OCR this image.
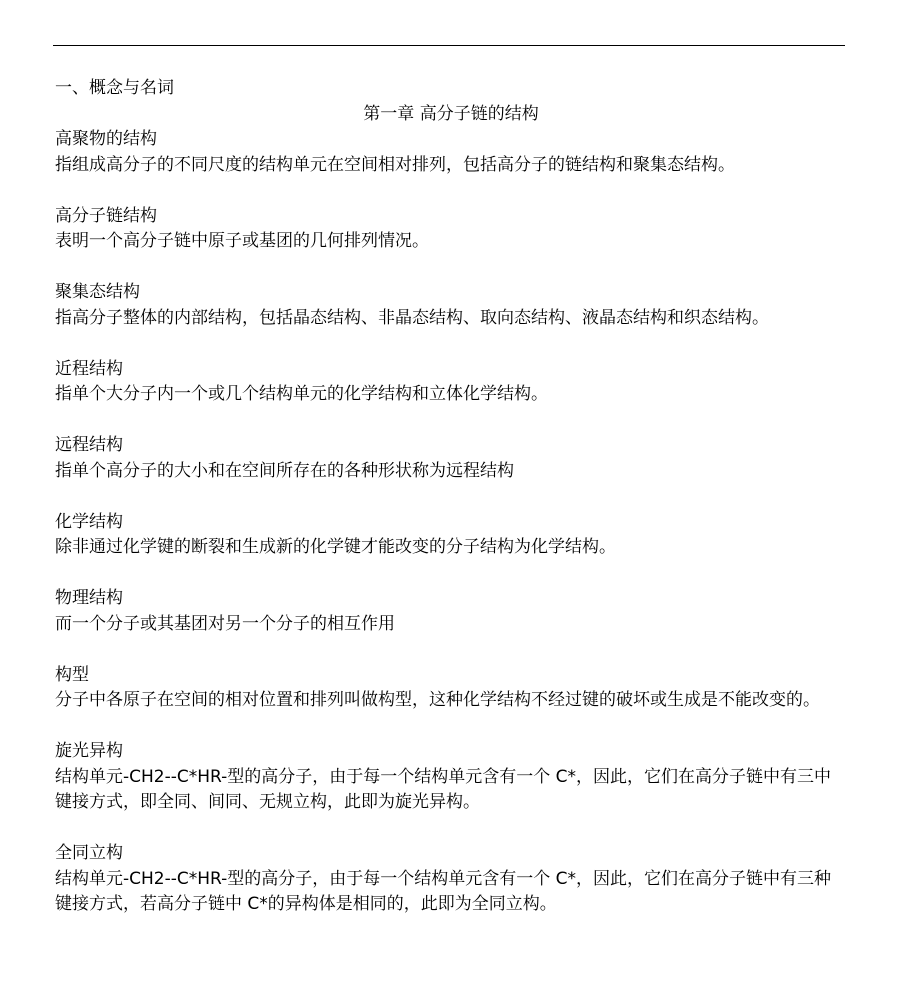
一、概念与名词
第一章 高分子链的结构
高聚物的结构
指组成高分子的不同尺度的结构单元在空间相对排列，包括高分子的链结构和聚集态结构。
高分子链结构
表明一个高分子链中原子或基团的几何排列情况。
聚集态结构
指高分子整体的内部结构，包括晶态结构、非晶态结构、取向态结构、液晶态结构和织态结构。
近程结构
指单个大分子内一个或几个结构单元的化学结构和立体化学结构。
远程结构
指单个高分子的大小和在空间所存在的各种形状称为远程结构
化学结构
除非通过化学键的断裂和生成新的化学键才能改变的分子结构为化学结构。
物理结构
而一个分子或其基团对另一个分子的相互作用
构型
分子中各原子在空间的相对位置和排列叫做构型，这种化学结构不经过键的破坏或生成是不能改变的。
旋光异构
结构单元-CH2--C*HR-型的高分子，由于每一个结构单元含有一个 C*，因此，它们在高分子链中有三中键接方式，即全同、间同、无规立构，此即为旋光异构。
全同立构
结构单元-CH2--C*HR-型的高分子，由于每一个结构单元含有一个 C*，因此，它们在高分子链中有三种键接方式，若高分子链中 C*的异构体是相同的，此即为全同立构。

TASK TO CARRY OUT: Give every record back exactly as it reads, with no images.

ANSWER IN FULL:
OCR this image.
一、概念与名词
第一章 高分子链的结构
高聚物的结构
指组成高分子的不同尺度的结构单元在空间相对排列，包括高分子的链结构和聚集态结构。
高分子链结构
表明一个高分子链中原子或基团的几何排列情况。
聚集态结构
指高分子整体的内部结构，包括晶态结构、非晶态结构、取向态结构、液晶态结构和织态结构。
近程结构
指单个大分子内一个或几个结构单元的化学结构和立体化学结构。
远程结构
指单个高分子的大小和在空间所存在的各种形状称为远程结构
化学结构
除非通过化学键的断裂和生成新的化学键才能改变的分子结构为化学结构。
物理结构
而一个分子或其基团对另一个分子的相互作用
构型
分子中各原子在空间的相对位置和排列叫做构型，这种化学结构不经过键的破坏或生成是不能改变的。
旋光异构
结构单元-CH2--C*HR-型的高分子，由于每一个结构单元含有一个 C*，因此，它们在高分子链中有三中键接方式，即全同、间同、无规立构，此即为旋光异构。
全同立构
结构单元-CH2--C*HR-型的高分子，由于每一个结构单元含有一个 C*，因此，它们在高分子链中有三种键接方式，若高分子链中 C*的异构体是相同的，此即为全同立构。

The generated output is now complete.